### [THE TASK]
List all lines of the data containing the word "value".

### [RECORD EXCERPTS]
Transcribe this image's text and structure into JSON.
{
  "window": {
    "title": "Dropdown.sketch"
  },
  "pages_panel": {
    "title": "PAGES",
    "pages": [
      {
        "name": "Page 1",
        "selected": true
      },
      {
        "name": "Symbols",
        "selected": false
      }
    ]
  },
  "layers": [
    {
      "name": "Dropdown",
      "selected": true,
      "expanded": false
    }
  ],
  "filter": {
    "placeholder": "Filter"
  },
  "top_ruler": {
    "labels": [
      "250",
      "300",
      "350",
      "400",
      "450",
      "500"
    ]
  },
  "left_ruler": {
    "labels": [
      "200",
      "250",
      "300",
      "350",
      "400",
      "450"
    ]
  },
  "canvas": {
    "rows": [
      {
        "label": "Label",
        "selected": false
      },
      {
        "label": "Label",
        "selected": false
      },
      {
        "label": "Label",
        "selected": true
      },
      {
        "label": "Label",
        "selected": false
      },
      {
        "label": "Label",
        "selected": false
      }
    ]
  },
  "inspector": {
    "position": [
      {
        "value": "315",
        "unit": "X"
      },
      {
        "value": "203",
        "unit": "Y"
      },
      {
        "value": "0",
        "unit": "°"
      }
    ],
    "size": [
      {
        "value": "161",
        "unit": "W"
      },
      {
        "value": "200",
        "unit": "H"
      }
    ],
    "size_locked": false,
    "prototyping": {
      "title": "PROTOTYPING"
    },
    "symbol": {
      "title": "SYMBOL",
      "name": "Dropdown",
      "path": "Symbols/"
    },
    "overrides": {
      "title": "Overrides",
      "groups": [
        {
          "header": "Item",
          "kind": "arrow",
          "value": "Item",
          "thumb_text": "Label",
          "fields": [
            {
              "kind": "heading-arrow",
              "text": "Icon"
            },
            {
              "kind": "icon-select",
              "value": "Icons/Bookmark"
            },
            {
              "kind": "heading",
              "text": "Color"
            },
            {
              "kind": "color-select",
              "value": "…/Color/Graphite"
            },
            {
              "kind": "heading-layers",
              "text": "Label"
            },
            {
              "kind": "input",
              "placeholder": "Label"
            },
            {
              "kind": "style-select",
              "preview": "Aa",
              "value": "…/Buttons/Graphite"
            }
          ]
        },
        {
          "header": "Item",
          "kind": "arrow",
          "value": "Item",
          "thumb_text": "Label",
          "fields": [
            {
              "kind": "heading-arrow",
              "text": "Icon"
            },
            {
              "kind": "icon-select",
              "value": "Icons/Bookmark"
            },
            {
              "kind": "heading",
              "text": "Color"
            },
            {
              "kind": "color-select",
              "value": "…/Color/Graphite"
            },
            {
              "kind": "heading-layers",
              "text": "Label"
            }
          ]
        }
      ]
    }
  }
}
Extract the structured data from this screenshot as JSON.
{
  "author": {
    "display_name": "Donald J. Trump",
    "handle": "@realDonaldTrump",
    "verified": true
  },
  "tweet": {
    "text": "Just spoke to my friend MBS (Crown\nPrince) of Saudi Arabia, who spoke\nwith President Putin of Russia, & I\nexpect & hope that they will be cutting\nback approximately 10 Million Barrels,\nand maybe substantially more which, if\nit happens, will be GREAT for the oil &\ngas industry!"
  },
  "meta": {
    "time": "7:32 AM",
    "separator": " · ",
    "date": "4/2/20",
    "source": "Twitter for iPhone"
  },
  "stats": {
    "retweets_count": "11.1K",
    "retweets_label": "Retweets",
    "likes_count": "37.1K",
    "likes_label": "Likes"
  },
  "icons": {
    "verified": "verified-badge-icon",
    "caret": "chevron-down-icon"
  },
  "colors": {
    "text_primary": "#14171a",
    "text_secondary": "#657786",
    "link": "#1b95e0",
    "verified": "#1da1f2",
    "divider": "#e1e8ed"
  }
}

### [TASK RESPONSE]
        "value": "315",
        "value": "203",
        "value": "0",
        "value": "161",
        "value": "200",
          "value": "Item",
              "value": "Icons/Bookmark"
              "value": "…/Color/Graphite"
              "value": "…/Buttons/Graphite"
          "value": "Item",
              "value": "Icons/Bookmark"
              "value": "…/Color/Graphite"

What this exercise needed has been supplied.